Directive => A single number is the answer here: how many lines of the entries contain "Angabe"?

Dataset rows about figures
(begin)

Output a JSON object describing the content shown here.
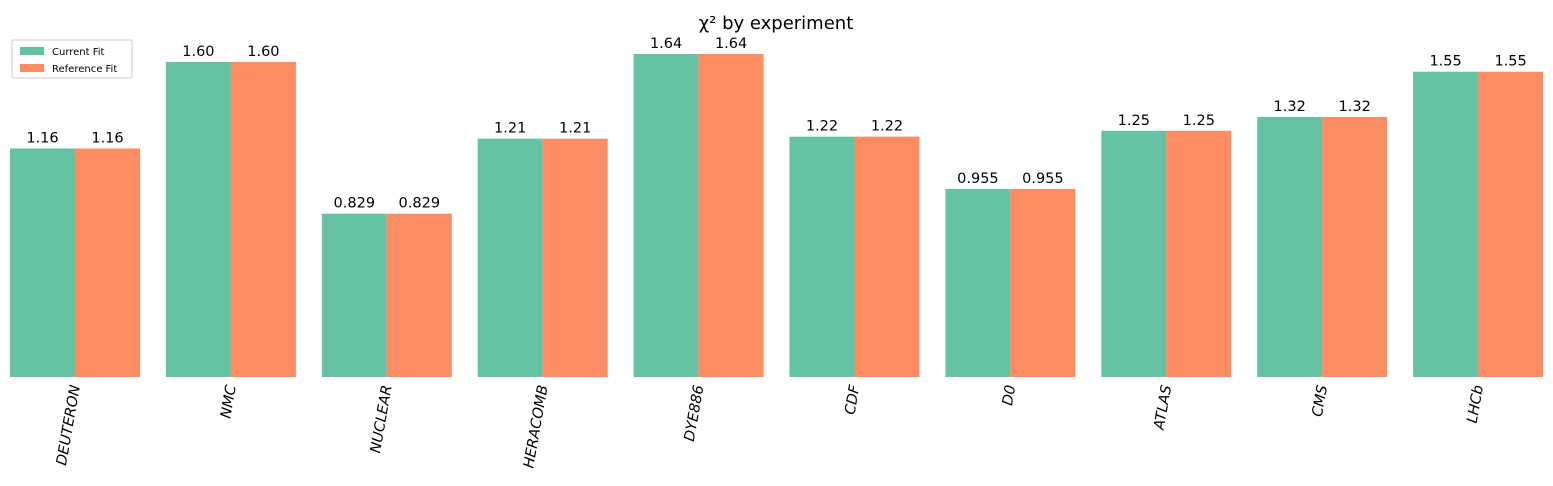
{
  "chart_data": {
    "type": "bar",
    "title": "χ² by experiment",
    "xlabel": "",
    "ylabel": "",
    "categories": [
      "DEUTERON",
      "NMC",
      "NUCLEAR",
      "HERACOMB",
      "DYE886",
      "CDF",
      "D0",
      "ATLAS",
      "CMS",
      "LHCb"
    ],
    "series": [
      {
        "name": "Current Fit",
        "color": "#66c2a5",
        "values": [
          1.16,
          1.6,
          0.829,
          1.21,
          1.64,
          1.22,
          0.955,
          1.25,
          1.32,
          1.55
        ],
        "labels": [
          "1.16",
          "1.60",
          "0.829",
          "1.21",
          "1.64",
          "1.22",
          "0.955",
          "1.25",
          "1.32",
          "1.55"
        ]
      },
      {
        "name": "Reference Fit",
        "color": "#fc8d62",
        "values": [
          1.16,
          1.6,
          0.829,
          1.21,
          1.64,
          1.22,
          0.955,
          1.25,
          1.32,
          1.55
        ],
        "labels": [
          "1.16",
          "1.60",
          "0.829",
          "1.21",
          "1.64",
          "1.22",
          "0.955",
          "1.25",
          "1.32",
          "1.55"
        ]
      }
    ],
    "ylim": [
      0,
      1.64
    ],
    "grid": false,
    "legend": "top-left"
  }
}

(end)
(begin)

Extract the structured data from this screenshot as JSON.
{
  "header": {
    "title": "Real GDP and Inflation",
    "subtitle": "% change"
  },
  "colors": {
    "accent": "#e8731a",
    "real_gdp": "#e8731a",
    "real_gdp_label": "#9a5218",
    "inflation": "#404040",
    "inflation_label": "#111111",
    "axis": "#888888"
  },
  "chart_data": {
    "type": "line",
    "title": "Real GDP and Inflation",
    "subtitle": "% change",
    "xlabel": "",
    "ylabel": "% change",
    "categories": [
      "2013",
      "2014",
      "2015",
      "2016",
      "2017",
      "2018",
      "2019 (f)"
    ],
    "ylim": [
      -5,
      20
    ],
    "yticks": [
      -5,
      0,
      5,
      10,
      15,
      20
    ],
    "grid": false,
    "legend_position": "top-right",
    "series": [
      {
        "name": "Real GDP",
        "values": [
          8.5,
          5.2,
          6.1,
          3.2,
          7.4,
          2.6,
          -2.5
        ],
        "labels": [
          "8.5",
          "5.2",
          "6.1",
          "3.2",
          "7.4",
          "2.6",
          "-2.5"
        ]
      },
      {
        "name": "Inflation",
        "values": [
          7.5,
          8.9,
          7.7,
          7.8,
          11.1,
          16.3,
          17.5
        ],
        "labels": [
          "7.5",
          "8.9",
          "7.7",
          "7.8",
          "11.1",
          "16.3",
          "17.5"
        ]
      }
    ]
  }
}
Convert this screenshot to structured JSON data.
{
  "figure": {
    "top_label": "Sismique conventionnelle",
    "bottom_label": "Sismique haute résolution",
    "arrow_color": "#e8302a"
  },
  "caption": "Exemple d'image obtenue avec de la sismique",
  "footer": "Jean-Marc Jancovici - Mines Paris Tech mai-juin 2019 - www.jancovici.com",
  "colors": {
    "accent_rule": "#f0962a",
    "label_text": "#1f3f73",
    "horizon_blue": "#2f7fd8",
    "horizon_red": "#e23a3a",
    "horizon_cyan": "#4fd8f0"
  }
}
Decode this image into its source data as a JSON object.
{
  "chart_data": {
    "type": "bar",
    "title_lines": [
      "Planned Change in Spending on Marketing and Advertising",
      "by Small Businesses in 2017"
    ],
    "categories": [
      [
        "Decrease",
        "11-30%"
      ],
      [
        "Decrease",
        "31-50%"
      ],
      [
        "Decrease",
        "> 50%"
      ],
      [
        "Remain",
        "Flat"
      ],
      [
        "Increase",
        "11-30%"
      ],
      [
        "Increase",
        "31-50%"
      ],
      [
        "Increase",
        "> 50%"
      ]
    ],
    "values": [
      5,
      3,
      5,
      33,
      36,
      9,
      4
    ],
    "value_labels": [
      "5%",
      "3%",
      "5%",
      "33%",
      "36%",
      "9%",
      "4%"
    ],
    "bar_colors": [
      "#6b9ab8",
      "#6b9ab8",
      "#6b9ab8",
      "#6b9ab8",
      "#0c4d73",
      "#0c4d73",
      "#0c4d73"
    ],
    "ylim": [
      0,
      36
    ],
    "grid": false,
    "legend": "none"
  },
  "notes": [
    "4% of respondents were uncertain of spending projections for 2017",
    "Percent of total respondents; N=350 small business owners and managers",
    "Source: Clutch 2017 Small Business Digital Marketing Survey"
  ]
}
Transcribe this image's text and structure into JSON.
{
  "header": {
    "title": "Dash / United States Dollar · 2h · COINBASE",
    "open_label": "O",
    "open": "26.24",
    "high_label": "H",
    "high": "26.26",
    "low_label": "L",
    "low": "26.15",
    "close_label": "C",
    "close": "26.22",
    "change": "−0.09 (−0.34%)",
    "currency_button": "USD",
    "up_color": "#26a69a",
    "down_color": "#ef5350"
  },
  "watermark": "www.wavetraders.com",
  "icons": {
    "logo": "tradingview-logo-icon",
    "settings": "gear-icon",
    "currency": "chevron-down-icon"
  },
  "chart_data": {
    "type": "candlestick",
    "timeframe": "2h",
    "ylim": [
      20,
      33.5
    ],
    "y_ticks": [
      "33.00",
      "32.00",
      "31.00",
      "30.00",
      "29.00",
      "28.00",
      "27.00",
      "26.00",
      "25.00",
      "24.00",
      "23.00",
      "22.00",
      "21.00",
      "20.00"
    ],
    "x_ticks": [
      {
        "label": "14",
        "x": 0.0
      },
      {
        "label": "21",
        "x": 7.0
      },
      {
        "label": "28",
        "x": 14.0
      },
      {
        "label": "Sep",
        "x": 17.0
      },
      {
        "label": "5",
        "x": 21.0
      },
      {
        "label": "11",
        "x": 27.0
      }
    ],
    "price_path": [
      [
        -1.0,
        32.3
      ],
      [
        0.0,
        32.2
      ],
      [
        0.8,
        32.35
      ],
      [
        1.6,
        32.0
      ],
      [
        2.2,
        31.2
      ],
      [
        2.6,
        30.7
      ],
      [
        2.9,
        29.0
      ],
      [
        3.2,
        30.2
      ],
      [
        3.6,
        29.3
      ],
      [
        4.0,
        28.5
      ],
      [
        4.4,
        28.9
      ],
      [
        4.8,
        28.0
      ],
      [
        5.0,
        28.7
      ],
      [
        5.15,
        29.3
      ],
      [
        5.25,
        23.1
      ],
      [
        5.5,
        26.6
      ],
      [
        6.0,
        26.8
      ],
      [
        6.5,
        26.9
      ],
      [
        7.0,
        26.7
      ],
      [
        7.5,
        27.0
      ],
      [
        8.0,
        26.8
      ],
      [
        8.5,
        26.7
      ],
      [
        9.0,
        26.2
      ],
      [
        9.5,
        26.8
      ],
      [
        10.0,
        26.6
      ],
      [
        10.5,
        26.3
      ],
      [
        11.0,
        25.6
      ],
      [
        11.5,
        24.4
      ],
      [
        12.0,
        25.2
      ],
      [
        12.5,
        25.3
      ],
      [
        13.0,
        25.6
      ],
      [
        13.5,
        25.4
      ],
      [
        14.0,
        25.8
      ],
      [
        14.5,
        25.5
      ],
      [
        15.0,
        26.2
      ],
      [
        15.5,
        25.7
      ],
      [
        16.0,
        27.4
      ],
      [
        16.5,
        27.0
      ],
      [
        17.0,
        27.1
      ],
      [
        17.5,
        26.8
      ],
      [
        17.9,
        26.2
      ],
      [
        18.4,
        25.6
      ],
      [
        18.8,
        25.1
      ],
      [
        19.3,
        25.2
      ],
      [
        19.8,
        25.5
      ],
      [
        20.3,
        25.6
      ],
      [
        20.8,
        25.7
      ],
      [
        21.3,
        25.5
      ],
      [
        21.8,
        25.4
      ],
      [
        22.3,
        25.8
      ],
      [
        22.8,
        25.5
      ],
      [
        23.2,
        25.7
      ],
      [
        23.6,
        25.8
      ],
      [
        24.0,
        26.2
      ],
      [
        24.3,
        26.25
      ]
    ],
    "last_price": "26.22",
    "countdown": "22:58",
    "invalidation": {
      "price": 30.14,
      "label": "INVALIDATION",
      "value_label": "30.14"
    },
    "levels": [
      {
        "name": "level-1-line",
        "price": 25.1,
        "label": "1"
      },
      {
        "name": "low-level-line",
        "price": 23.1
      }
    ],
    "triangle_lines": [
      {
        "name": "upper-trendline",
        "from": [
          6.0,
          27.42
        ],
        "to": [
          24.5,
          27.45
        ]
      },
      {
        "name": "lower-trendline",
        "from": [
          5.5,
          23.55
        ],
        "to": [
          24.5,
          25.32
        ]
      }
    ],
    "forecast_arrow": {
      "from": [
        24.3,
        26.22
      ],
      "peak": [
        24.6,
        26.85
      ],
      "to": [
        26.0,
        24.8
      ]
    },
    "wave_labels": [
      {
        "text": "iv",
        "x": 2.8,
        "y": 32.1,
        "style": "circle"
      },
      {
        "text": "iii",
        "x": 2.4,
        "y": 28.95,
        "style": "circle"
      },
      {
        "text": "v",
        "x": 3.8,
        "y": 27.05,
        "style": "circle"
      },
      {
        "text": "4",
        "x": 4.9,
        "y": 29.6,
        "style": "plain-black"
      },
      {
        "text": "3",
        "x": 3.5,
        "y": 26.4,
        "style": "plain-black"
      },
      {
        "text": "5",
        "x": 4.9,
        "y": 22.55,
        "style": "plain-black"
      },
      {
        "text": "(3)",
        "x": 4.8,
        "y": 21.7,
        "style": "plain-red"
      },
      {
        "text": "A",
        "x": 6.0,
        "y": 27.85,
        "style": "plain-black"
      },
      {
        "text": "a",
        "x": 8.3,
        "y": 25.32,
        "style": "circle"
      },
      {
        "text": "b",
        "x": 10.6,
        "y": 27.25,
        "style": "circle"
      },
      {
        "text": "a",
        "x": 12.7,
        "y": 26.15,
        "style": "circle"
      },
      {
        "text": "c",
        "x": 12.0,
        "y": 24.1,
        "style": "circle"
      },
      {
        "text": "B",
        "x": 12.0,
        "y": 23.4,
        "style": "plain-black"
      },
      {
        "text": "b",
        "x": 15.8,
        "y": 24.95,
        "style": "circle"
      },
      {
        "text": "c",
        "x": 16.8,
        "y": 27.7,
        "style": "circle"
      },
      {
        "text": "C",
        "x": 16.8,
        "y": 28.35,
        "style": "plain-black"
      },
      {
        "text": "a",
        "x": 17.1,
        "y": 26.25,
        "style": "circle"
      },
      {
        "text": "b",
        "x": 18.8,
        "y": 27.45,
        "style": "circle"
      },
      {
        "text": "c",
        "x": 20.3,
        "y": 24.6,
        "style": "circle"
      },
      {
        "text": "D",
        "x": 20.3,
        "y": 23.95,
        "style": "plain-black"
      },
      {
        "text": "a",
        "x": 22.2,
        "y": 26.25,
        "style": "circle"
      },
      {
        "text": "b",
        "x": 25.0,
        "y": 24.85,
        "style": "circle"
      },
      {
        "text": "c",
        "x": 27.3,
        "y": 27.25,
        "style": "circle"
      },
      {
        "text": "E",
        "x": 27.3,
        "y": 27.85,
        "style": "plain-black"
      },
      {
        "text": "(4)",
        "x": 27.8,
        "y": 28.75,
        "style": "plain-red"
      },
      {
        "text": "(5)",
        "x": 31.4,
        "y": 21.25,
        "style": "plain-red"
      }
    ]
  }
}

(end)
(begin)

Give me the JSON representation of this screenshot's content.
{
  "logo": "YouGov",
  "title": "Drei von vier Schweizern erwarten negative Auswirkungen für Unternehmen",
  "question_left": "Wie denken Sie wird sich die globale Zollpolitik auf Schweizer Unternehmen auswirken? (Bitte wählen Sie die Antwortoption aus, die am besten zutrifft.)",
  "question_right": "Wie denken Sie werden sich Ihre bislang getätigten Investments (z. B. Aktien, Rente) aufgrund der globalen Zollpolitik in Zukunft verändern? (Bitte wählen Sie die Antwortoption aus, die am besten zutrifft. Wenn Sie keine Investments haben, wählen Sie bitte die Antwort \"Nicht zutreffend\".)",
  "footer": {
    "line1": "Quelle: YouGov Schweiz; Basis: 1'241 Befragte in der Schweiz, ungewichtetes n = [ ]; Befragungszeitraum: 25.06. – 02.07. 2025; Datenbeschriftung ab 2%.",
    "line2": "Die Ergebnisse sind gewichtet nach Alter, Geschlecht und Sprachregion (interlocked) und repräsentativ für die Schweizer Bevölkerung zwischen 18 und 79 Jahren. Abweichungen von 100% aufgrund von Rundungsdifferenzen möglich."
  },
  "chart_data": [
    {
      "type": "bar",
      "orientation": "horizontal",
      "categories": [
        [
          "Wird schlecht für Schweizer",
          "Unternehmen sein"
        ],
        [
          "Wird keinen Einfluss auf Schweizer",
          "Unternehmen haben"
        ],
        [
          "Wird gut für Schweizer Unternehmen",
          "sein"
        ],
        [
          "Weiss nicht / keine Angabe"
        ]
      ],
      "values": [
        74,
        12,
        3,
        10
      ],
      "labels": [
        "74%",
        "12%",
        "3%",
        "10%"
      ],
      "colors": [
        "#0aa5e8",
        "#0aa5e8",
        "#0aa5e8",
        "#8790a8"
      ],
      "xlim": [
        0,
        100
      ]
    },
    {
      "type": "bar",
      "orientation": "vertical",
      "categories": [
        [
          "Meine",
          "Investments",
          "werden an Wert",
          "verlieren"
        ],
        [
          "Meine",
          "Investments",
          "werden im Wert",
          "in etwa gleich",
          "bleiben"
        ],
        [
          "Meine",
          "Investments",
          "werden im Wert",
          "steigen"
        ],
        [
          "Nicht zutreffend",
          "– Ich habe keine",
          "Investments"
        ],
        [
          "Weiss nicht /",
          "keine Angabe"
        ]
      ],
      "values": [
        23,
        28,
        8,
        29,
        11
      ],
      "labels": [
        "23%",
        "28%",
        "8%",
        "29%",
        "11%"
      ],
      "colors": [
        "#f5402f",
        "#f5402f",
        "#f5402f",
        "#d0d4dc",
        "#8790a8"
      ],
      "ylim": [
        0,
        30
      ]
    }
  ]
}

(end)

Complete output => 2